'''
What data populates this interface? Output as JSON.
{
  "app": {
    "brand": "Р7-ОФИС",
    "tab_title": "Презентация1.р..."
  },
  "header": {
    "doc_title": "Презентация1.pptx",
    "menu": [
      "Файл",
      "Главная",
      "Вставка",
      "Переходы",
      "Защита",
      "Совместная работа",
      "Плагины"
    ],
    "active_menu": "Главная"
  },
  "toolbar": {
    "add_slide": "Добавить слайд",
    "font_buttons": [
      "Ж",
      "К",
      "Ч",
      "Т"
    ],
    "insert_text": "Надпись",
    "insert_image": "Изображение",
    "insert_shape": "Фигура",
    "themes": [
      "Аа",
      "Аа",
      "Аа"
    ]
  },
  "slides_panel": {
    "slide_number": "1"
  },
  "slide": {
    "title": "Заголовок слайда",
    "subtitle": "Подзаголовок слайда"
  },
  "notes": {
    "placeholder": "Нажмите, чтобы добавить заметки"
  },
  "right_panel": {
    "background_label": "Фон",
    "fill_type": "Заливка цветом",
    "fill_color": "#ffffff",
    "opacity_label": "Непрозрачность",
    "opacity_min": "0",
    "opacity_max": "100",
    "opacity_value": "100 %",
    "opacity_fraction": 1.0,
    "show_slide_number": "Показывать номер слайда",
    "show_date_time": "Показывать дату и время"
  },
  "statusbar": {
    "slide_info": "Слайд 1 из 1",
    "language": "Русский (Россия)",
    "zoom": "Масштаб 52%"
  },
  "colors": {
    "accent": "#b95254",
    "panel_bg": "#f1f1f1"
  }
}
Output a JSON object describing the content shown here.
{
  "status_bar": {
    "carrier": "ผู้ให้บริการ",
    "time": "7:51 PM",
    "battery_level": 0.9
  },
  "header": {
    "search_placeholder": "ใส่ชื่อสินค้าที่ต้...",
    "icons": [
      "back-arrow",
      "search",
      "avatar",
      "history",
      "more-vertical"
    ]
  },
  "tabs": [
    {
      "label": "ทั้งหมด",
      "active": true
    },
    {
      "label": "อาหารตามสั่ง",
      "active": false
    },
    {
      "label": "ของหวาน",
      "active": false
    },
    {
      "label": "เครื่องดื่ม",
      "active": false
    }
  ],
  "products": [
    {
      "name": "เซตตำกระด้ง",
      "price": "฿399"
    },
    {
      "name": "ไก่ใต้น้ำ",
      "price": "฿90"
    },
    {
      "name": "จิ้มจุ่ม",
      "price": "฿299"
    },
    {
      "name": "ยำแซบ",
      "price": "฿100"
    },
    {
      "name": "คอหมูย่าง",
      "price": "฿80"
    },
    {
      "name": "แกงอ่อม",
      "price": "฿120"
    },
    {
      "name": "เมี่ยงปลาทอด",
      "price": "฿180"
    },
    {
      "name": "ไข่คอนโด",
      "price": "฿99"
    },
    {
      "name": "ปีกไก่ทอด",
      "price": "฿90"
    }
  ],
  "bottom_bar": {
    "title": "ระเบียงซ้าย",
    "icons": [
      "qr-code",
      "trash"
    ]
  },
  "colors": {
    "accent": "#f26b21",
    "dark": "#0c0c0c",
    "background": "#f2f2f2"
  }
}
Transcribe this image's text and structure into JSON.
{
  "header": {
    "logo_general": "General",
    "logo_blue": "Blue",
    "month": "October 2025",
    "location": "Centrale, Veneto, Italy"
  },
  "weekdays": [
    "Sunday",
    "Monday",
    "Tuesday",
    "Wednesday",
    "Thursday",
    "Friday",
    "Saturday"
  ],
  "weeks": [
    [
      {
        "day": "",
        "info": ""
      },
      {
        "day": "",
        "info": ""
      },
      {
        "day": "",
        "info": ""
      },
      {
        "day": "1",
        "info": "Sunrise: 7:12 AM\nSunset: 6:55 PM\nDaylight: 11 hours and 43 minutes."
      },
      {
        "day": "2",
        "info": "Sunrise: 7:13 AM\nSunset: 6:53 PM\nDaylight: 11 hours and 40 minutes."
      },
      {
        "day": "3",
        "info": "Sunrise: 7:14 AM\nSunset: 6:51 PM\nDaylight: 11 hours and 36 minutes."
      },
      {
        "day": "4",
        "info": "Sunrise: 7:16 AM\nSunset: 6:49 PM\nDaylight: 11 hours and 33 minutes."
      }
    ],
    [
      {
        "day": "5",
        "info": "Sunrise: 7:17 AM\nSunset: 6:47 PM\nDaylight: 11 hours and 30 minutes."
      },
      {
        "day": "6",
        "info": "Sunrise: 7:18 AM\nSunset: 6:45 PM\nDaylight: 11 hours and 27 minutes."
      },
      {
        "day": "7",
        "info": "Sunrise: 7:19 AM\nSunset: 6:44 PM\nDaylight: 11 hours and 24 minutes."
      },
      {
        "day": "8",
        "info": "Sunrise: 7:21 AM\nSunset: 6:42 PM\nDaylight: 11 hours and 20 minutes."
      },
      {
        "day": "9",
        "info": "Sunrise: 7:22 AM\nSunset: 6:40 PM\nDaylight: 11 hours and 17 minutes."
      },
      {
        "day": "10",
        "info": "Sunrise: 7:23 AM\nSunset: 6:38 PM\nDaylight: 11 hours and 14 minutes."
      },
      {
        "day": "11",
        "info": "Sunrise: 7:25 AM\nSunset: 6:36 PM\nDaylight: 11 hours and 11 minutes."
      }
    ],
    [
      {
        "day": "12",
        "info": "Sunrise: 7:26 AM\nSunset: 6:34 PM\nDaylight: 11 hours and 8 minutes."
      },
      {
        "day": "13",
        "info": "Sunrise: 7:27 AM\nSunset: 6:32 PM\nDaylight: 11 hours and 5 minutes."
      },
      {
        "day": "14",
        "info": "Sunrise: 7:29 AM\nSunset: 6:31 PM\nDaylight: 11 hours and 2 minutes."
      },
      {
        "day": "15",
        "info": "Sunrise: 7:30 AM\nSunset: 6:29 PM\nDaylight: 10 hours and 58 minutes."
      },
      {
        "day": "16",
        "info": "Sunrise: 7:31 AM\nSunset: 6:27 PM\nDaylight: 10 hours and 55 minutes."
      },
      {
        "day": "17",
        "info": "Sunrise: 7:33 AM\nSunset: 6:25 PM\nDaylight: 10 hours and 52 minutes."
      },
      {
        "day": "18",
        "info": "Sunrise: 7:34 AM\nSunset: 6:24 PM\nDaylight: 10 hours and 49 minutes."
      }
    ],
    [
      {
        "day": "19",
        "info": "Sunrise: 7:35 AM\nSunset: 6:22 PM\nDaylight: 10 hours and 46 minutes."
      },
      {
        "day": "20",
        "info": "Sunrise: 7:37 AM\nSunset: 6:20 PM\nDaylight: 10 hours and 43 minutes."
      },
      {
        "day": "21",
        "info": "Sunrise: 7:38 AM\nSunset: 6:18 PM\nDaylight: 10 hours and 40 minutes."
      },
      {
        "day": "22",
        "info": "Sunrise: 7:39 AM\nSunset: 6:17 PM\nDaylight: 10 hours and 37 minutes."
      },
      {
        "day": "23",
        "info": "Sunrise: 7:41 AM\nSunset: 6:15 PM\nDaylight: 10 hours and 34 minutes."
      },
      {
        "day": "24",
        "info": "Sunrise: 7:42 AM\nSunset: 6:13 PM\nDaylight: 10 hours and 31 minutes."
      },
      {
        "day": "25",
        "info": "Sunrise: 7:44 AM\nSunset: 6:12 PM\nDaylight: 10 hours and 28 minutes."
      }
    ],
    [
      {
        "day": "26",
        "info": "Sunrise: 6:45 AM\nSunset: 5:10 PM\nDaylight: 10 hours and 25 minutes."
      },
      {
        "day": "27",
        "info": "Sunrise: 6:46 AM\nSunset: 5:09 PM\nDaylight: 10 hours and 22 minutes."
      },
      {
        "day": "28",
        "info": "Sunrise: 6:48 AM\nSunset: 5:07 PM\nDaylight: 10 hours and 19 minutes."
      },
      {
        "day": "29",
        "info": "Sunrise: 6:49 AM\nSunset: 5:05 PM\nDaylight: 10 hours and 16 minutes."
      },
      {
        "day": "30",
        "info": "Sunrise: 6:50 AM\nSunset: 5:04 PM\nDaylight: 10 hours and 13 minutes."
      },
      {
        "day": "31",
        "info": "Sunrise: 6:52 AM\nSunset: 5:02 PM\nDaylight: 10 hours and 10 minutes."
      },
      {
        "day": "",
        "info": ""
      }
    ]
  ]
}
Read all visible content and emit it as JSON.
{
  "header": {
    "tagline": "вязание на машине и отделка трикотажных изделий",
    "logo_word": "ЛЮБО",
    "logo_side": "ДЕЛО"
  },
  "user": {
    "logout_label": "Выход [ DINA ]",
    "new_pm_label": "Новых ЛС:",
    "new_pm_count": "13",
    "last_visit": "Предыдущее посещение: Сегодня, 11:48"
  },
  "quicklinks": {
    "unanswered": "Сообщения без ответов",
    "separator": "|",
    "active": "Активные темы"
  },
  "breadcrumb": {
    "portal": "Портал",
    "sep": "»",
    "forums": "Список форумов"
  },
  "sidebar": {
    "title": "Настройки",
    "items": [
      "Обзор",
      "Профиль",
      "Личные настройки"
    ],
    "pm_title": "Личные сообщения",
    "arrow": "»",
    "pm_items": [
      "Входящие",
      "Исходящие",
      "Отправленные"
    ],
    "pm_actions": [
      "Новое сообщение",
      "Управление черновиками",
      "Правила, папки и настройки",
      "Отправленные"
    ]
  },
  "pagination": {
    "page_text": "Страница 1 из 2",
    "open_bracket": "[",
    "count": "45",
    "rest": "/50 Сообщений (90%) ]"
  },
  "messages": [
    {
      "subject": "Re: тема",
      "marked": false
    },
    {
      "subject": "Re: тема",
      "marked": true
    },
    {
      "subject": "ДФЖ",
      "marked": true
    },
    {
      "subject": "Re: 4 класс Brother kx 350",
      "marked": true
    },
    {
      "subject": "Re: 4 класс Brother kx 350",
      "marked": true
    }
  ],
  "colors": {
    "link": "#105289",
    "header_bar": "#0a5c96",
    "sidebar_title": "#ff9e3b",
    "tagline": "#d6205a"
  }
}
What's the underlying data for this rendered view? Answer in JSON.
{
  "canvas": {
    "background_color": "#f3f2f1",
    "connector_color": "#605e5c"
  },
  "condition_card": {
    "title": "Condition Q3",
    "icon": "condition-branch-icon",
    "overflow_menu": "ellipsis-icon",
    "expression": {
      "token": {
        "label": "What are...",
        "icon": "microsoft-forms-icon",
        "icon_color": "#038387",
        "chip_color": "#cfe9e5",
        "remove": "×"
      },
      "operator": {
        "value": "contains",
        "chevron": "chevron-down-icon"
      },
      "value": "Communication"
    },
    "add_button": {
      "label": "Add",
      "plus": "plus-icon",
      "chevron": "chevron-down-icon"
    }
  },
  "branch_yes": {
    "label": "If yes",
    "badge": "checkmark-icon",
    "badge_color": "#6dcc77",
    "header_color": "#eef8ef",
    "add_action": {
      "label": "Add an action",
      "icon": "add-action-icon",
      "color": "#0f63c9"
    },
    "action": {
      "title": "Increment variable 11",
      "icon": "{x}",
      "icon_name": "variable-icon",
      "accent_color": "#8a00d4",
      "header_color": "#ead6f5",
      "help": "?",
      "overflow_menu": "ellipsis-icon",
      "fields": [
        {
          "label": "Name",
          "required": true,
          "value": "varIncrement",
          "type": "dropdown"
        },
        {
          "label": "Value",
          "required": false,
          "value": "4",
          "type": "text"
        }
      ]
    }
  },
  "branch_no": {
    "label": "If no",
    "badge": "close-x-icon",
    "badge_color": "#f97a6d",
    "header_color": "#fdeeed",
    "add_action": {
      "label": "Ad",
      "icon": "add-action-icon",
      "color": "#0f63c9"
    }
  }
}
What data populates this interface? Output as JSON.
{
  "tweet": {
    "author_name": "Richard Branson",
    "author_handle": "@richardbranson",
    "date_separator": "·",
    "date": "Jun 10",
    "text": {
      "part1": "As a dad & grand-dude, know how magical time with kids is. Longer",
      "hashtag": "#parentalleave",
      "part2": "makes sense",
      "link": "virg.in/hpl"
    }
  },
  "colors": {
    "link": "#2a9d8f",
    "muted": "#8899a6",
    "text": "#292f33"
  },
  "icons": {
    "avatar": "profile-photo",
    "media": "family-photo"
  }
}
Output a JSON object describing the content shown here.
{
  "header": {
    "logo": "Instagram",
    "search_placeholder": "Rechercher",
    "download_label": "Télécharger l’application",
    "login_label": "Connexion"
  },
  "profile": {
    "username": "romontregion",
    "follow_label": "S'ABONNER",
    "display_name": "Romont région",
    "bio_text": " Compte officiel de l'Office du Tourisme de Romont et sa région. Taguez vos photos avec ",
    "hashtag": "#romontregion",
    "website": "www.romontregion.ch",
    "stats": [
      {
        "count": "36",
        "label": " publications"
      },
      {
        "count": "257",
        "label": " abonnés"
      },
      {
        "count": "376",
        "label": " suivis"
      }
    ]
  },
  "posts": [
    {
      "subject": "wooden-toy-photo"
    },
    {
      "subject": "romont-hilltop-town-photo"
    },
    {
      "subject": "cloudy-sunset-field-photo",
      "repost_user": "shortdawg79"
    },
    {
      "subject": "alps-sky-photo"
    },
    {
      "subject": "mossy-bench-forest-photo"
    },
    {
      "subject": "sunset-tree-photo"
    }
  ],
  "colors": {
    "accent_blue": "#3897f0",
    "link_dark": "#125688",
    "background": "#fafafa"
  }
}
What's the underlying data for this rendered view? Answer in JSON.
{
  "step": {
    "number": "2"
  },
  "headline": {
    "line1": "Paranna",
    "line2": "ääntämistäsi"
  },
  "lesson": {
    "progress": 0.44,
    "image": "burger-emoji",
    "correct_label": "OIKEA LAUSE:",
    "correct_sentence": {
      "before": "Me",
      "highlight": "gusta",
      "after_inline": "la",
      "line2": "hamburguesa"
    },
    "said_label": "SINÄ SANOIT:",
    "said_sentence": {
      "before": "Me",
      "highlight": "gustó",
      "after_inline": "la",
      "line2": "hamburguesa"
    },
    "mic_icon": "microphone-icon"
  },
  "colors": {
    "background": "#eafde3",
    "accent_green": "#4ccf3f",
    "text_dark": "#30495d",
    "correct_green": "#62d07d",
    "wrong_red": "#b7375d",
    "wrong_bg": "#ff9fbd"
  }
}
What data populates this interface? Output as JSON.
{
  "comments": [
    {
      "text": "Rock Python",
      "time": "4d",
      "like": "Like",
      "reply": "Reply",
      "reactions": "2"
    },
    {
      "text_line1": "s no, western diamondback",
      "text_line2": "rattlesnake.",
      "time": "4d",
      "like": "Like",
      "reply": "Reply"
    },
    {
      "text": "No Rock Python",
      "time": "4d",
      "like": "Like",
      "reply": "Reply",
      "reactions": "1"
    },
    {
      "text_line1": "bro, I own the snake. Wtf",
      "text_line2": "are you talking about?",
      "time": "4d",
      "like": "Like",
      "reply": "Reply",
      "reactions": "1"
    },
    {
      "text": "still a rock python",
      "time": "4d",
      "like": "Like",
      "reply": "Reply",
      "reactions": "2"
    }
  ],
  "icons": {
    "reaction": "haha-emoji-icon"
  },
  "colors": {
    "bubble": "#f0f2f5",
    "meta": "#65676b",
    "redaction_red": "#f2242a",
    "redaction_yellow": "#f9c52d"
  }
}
'''
What to do => Go through the records above and copy every line with the word "emoji".

Written solution =>
    "image": "burger-emoji",
    "reaction": "haha-emoji-icon"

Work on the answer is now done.